Exercise task: All the data should come back exactly as it was given.

Figure content listings:

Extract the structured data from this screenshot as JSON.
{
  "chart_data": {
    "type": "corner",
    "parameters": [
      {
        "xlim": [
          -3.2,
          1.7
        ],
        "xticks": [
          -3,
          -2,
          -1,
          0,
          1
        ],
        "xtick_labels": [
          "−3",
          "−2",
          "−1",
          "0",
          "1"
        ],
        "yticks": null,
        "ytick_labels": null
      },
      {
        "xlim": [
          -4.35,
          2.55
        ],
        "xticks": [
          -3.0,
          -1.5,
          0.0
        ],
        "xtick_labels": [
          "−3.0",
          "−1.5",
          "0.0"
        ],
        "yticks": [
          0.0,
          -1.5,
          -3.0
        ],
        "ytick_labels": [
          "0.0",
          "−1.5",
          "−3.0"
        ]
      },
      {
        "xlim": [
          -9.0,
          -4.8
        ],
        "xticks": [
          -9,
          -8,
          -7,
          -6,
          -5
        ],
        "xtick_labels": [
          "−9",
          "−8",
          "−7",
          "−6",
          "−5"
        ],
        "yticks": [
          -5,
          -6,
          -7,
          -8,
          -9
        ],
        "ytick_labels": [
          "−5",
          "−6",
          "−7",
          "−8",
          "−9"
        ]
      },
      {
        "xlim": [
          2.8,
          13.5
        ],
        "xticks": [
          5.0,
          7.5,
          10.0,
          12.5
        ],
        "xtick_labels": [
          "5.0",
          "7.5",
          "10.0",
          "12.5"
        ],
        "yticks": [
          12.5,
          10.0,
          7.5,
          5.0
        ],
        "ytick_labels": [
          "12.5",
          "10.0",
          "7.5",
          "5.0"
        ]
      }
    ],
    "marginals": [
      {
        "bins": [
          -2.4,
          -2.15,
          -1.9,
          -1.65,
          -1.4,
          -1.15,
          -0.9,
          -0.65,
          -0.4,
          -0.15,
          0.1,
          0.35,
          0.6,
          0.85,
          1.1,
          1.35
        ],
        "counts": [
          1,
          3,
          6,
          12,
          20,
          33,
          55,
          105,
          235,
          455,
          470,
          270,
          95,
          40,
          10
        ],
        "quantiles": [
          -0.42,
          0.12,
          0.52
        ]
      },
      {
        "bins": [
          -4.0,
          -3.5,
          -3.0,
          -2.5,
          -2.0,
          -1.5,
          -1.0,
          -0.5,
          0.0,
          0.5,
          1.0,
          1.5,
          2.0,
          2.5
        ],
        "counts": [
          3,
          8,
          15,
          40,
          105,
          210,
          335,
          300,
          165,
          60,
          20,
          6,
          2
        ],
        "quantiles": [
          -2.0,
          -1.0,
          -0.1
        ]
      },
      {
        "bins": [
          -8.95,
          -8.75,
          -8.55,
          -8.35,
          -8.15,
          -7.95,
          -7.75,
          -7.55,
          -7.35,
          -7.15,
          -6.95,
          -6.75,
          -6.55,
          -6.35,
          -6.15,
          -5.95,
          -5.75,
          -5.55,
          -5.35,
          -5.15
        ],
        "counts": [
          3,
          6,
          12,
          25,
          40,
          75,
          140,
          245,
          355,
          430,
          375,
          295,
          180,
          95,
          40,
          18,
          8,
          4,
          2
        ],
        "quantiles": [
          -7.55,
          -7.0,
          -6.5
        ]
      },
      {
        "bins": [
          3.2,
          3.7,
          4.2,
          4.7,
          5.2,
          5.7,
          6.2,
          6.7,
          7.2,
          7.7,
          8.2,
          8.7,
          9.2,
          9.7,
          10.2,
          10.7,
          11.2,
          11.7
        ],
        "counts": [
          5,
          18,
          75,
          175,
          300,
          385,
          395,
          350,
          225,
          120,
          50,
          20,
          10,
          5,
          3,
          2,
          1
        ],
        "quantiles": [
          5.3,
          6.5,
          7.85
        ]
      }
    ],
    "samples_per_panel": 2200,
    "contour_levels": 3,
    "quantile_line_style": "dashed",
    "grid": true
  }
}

Answer to this task:
Extract the structured data from this screenshot as JSON.
{
  "chart_data": {
    "type": "corner",
    "parameters": [
      {
        "xlim": [
          -3.2,
          1.7
        ],
        "xticks": [
          -3,
          -2,
          -1,
          0,
          1
        ],
        "xtick_labels": [
          "−3",
          "−2",
          "−1",
          "0",
          "1"
        ],
        "yticks": null,
        "ytick_labels": null
      },
      {
        "xlim": [
          -4.35,
          2.55
        ],
        "xticks": [
          -3.0,
          -1.5,
          0.0
        ],
        "xtick_labels": [
          "−3.0",
          "−1.5",
          "0.0"
        ],
        "yticks": [
          0.0,
          -1.5,
          -3.0
        ],
        "ytick_labels": [
          "0.0",
          "−1.5",
          "−3.0"
        ]
      },
      {
        "xlim": [
          -9.0,
          -4.8
        ],
        "xticks": [
          -9,
          -8,
          -7,
          -6,
          -5
        ],
        "xtick_labels": [
          "−9",
          "−8",
          "−7",
          "−6",
          "−5"
        ],
        "yticks": [
          -5,
          -6,
          -7,
          -8,
          -9
        ],
        "ytick_labels": [
          "−5",
          "−6",
          "−7",
          "−8",
          "−9"
        ]
      },
      {
        "xlim": [
          2.8,
          13.5
        ],
        "xticks": [
          5.0,
          7.5,
          10.0,
          12.5
        ],
        "xtick_labels": [
          "5.0",
          "7.5",
          "10.0",
          "12.5"
        ],
        "yticks": [
          12.5,
          10.0,
          7.5,
          5.0
        ],
        "ytick_labels": [
          "12.5",
          "10.0",
          "7.5",
          "5.0"
        ]
      }
    ],
    "marginals": [
      {
        "bins": [
          -2.4,
          -2.15,
          -1.9,
          -1.65,
          -1.4,
          -1.15,
          -0.9,
          -0.65,
          -0.4,
          -0.15,
          0.1,
          0.35,
          0.6,
          0.85,
          1.1,
          1.35
        ],
        "counts": [
          1,
          3,
          6,
          12,
          20,
          33,
          55,
          105,
          235,
          455,
          470,
          270,
          95,
          40,
          10
        ],
        "quantiles": [
          -0.42,
          0.12,
          0.52
        ]
      },
      {
        "bins": [
          -4.0,
          -3.5,
          -3.0,
          -2.5,
          -2.0,
          -1.5,
          -1.0,
          -0.5,
          0.0,
          0.5,
          1.0,
          1.5,
          2.0,
          2.5
        ],
        "counts": [
          3,
          8,
          15,
          40,
          105,
          210,
          335,
          300,
          165,
          60,
          20,
          6,
          2
        ],
        "quantiles": [
          -2.0,
          -1.0,
          -0.1
        ]
      },
      {
        "bins": [
          -8.95,
          -8.75,
          -8.55,
          -8.35,
          -8.15,
          -7.95,
          -7.75,
          -7.55,
          -7.35,
          -7.15,
          -6.95,
          -6.75,
          -6.55,
          -6.35,
          -6.15,
          -5.95,
          -5.75,
          -5.55,
          -5.35,
          -5.15
        ],
        "counts": [
          3,
          6,
          12,
          25,
          40,
          75,
          140,
          245,
          355,
          430,
          375,
          295,
          180,
          95,
          40,
          18,
          8,
          4,
          2
        ],
        "quantiles": [
          -7.55,
          -7.0,
          -6.5
        ]
      },
      {
        "bins": [
          3.2,
          3.7,
          4.2,
          4.7,
          5.2,
          5.7,
          6.2,
          6.7,
          7.2,
          7.7,
          8.2,
          8.7,
          9.2,
          9.7,
          10.2,
          10.7,
          11.2,
          11.7
        ],
        "counts": [
          5,
          18,
          75,
          175,
          300,
          385,
          395,
          350,
          225,
          120,
          50,
          20,
          10,
          5,
          3,
          2,
          1
        ],
        "quantiles": [
          5.3,
          6.5,
          7.85
        ]
      }
    ],
    "samples_per_panel": 2200,
    "contour_levels": 3,
    "quantile_line_style": "dashed",
    "grid": true
  }
}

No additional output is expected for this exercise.